[Data listing]
Start
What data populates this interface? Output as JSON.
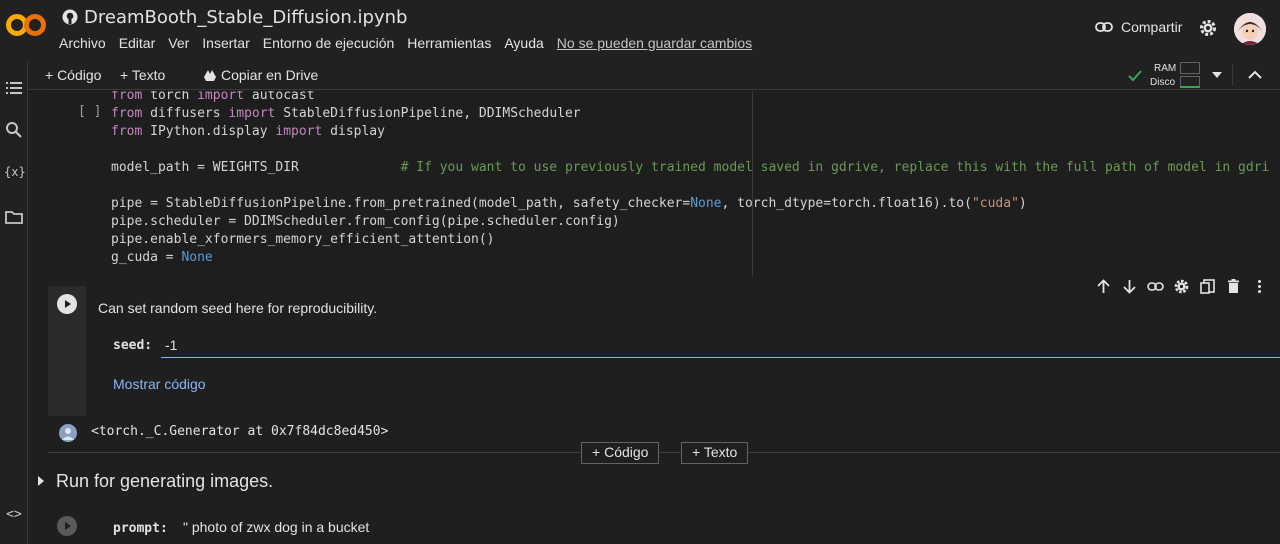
{
  "header": {
    "title": "DreamBooth_Stable_Diffusion.ipynb",
    "menu": [
      "Archivo",
      "Editar",
      "Ver",
      "Insertar",
      "Entorno de ejecución",
      "Herramientas",
      "Ayuda"
    ],
    "unsaved_notice": "No se pueden guardar cambios",
    "share_label": "Compartir"
  },
  "toolbar": {
    "add_code": "+ Código",
    "add_text": "+ Texto",
    "copy_drive": "Copiar en Drive",
    "ram_label": "RAM",
    "disk_label": "Disco"
  },
  "code_cell": {
    "run_marker": "[ ]",
    "lines": [
      {
        "parts": [
          [
            "kw",
            "from"
          ],
          [
            "",
            "torch "
          ],
          [
            "kw",
            "import"
          ],
          [
            "",
            "autocast"
          ]
        ]
      },
      {
        "parts": [
          [
            "kw",
            "from"
          ],
          [
            "",
            "diffusers "
          ],
          [
            "kw",
            "import"
          ],
          [
            "",
            "StableDiffusionPipeline, DDIMScheduler"
          ]
        ]
      },
      {
        "parts": [
          [
            "kw",
            "from"
          ],
          [
            "",
            "IPython.display "
          ],
          [
            "kw",
            "import"
          ],
          [
            "",
            "display"
          ]
        ]
      },
      {
        "parts": []
      },
      {
        "parts": [
          [
            "",
            "model_path = WEIGHTS_DIR             "
          ],
          [
            "cm",
            "# If you want to use previously trained model saved in gdrive, replace this with the full path of model in gdri"
          ]
        ]
      },
      {
        "parts": []
      },
      {
        "parts": [
          [
            "",
            "pipe = StableDiffusionPipeline.from_pretrained(model_path, safety_checker="
          ],
          [
            "bl",
            "None"
          ],
          [
            "",
            ", torch_dtype=torch.float16).to("
          ],
          [
            "st",
            "\"cuda\""
          ],
          [
            "",
            ")"
          ]
        ]
      },
      {
        "parts": [
          [
            "",
            "pipe.scheduler = DDIMScheduler.from_config(pipe.scheduler.config)"
          ]
        ]
      },
      {
        "parts": [
          [
            "",
            "pipe.enable_xformers_memory_efficient_attention()"
          ]
        ]
      },
      {
        "parts": [
          [
            "",
            "g_cuda = "
          ],
          [
            "bl",
            "None"
          ]
        ]
      }
    ]
  },
  "form_cell": {
    "description": "Can set random seed here for reproducibility.",
    "seed_label": "seed:",
    "seed_value": "-1",
    "show_code": "Mostrar código",
    "output": "<torch._C.Generator at 0x7f84dc8ed450>"
  },
  "add_buttons": {
    "code": "Código",
    "text": "Texto"
  },
  "section": {
    "title": "Run for generating images."
  },
  "prompt_cell": {
    "label": "prompt:",
    "value": "\" photo of zwx dog in a bucket"
  },
  "colors": {
    "accent_blue": "#8ab4f8",
    "orange_logo": "#f9ab00"
  }
}
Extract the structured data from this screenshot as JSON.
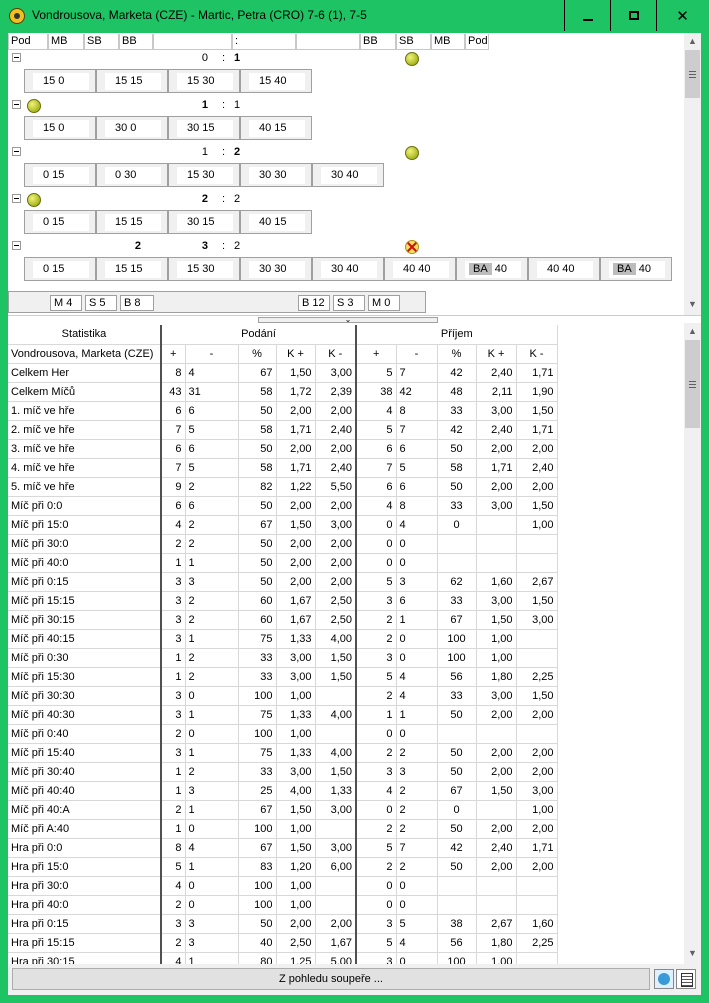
{
  "window": {
    "title": "Vondrousova, Marketa (CZE) - Martic, Petra (CRO) 7-6 (1), 7-5"
  },
  "upper": {
    "header": [
      "Pod",
      "MB",
      "SB",
      "BB",
      "",
      ":",
      "",
      "BB",
      "SB",
      "MB",
      "Pod"
    ],
    "games": [
      {
        "left": "",
        "score": "0",
        "sep": ":",
        "right": "1",
        "right_bold": true,
        "left_bold": false,
        "server": "right",
        "points": [
          "15 0",
          "15 15",
          "15 30",
          "15 40"
        ]
      },
      {
        "left": "",
        "score": "1",
        "sep": ":",
        "right": "1",
        "right_bold": false,
        "left_bold": true,
        "server": "left",
        "points": [
          "15 0",
          "30 0",
          "30 15",
          "40 15"
        ]
      },
      {
        "left": "",
        "score": "1",
        "sep": ":",
        "right": "2",
        "right_bold": true,
        "left_bold": false,
        "server": "right",
        "points": [
          "0 15",
          "0 30",
          "15 30",
          "30 30",
          "30 40"
        ]
      },
      {
        "left": "",
        "score": "2",
        "sep": ":",
        "right": "2",
        "right_bold": false,
        "left_bold": true,
        "server": "left",
        "points": [
          "0 15",
          "15 15",
          "30 15",
          "40 15"
        ]
      },
      {
        "left": "2",
        "score": "3",
        "sep": ":",
        "right": "2",
        "right_bold": false,
        "left_bold": true,
        "server": "break",
        "points": [
          "0 15",
          "15 15",
          "15 30",
          "30 30",
          "30 40",
          "40 40",
          "BA|40",
          "40 40",
          "BA|40"
        ]
      }
    ],
    "bottom_stats": {
      "mb_l": "M 4",
      "sb_l": "S 5",
      "bb_l": "B 8",
      "bb_r": "B 12",
      "sb_r": "S 3",
      "mb_r": "M 0"
    }
  },
  "stats": {
    "header1": {
      "stat": "Statistika",
      "serve": "Podání",
      "return": "Příjem"
    },
    "header2": {
      "player": "Vondrousova, Marketa (CZE)",
      "cols": [
        "+",
        "-",
        "%",
        "K +",
        "K -",
        "+",
        "-",
        "%",
        "K +",
        "K -"
      ]
    },
    "rows": [
      [
        "Celkem Her",
        "8",
        "4",
        "67",
        "1,50",
        "3,00",
        "5",
        "7",
        "42",
        "2,40",
        "1,71"
      ],
      [
        "Celkem Míčů",
        "43",
        "31",
        "58",
        "1,72",
        "2,39",
        "38",
        "42",
        "48",
        "2,11",
        "1,90"
      ],
      [
        "1. míč ve hře",
        "6",
        "6",
        "50",
        "2,00",
        "2,00",
        "4",
        "8",
        "33",
        "3,00",
        "1,50"
      ],
      [
        "2. míč ve hře",
        "7",
        "5",
        "58",
        "1,71",
        "2,40",
        "5",
        "7",
        "42",
        "2,40",
        "1,71"
      ],
      [
        "3. míč ve hře",
        "6",
        "6",
        "50",
        "2,00",
        "2,00",
        "6",
        "6",
        "50",
        "2,00",
        "2,00"
      ],
      [
        "4. míč ve hře",
        "7",
        "5",
        "58",
        "1,71",
        "2,40",
        "7",
        "5",
        "58",
        "1,71",
        "2,40"
      ],
      [
        "5. míč ve hře",
        "9",
        "2",
        "82",
        "1,22",
        "5,50",
        "6",
        "6",
        "50",
        "2,00",
        "2,00"
      ],
      [
        "Míč při 0:0",
        "6",
        "6",
        "50",
        "2,00",
        "2,00",
        "4",
        "8",
        "33",
        "3,00",
        "1,50"
      ],
      [
        "Míč při 15:0",
        "4",
        "2",
        "67",
        "1,50",
        "3,00",
        "0",
        "4",
        "0",
        "",
        "1,00"
      ],
      [
        "Míč při 30:0",
        "2",
        "2",
        "50",
        "2,00",
        "2,00",
        "0",
        "0",
        "",
        "",
        ""
      ],
      [
        "Míč při 40:0",
        "1",
        "1",
        "50",
        "2,00",
        "2,00",
        "0",
        "0",
        "",
        "",
        ""
      ],
      [
        "Míč při 0:15",
        "3",
        "3",
        "50",
        "2,00",
        "2,00",
        "5",
        "3",
        "62",
        "1,60",
        "2,67"
      ],
      [
        "Míč při 15:15",
        "3",
        "2",
        "60",
        "1,67",
        "2,50",
        "3",
        "6",
        "33",
        "3,00",
        "1,50"
      ],
      [
        "Míč při 30:15",
        "3",
        "2",
        "60",
        "1,67",
        "2,50",
        "2",
        "1",
        "67",
        "1,50",
        "3,00"
      ],
      [
        "Míč při 40:15",
        "3",
        "1",
        "75",
        "1,33",
        "4,00",
        "2",
        "0",
        "100",
        "1,00",
        ""
      ],
      [
        "Míč při 0:30",
        "1",
        "2",
        "33",
        "3,00",
        "1,50",
        "3",
        "0",
        "100",
        "1,00",
        ""
      ],
      [
        "Míč při 15:30",
        "1",
        "2",
        "33",
        "3,00",
        "1,50",
        "5",
        "4",
        "56",
        "1,80",
        "2,25"
      ],
      [
        "Míč při 30:30",
        "3",
        "0",
        "100",
        "1,00",
        "",
        "2",
        "4",
        "33",
        "3,00",
        "1,50"
      ],
      [
        "Míč při 40:30",
        "3",
        "1",
        "75",
        "1,33",
        "4,00",
        "1",
        "1",
        "50",
        "2,00",
        "2,00"
      ],
      [
        "Míč při 0:40",
        "2",
        "0",
        "100",
        "1,00",
        "",
        "0",
        "0",
        "",
        "",
        ""
      ],
      [
        "Míč při 15:40",
        "3",
        "1",
        "75",
        "1,33",
        "4,00",
        "2",
        "2",
        "50",
        "2,00",
        "2,00"
      ],
      [
        "Míč při 30:40",
        "1",
        "2",
        "33",
        "3,00",
        "1,50",
        "3",
        "3",
        "50",
        "2,00",
        "2,00"
      ],
      [
        "Míč při 40:40",
        "1",
        "3",
        "25",
        "4,00",
        "1,33",
        "4",
        "2",
        "67",
        "1,50",
        "3,00"
      ],
      [
        "Míč při 40:A",
        "2",
        "1",
        "67",
        "1,50",
        "3,00",
        "0",
        "2",
        "0",
        "",
        "1,00"
      ],
      [
        "Míč při A:40",
        "1",
        "0",
        "100",
        "1,00",
        "",
        "2",
        "2",
        "50",
        "2,00",
        "2,00"
      ],
      [
        "Hra při 0:0",
        "8",
        "4",
        "67",
        "1,50",
        "3,00",
        "5",
        "7",
        "42",
        "2,40",
        "1,71"
      ],
      [
        "Hra při 15:0",
        "5",
        "1",
        "83",
        "1,20",
        "6,00",
        "2",
        "2",
        "50",
        "2,00",
        "2,00"
      ],
      [
        "Hra při 30:0",
        "4",
        "0",
        "100",
        "1,00",
        "",
        "0",
        "0",
        "",
        "",
        ""
      ],
      [
        "Hra při 40:0",
        "2",
        "0",
        "100",
        "1,00",
        "",
        "0",
        "0",
        "",
        "",
        ""
      ],
      [
        "Hra při 0:15",
        "3",
        "3",
        "50",
        "2,00",
        "2,00",
        "3",
        "5",
        "38",
        "2,67",
        "1,60"
      ],
      [
        "Hra při 15:15",
        "2",
        "3",
        "40",
        "2,50",
        "1,67",
        "5",
        "4",
        "56",
        "1,80",
        "2,25"
      ],
      [
        "Hra při 30:15",
        "4",
        "1",
        "80",
        "1,25",
        "5,00",
        "3",
        "0",
        "100",
        "1,00",
        ""
      ]
    ]
  },
  "footer": {
    "button": "Z pohledu soupeře ..."
  },
  "colors": {
    "titlebar": "#1ec363",
    "row_border": "#d8d8d8"
  }
}
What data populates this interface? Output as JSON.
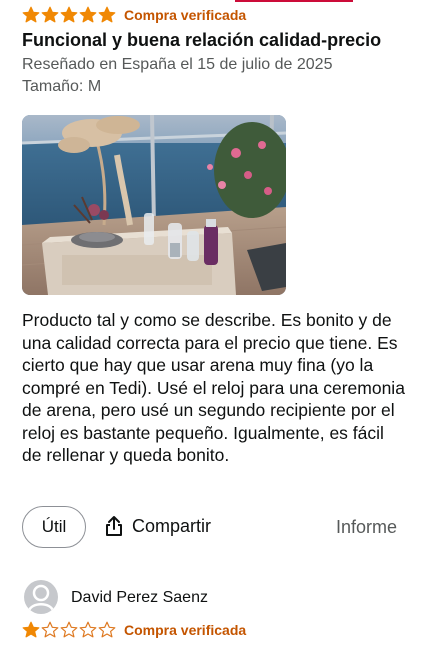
End
#### WHAT YOU NEED TO DO:
All lines holding the word "StableDiffusionPipeline" should be picked out and copied.

#### EXERCISE RESULT:
            "StableDiffusionPipeline, DDIMScheduler"
            "pipe = StableDiffusionPipeline.from_pretrained(model_path, safety_checker="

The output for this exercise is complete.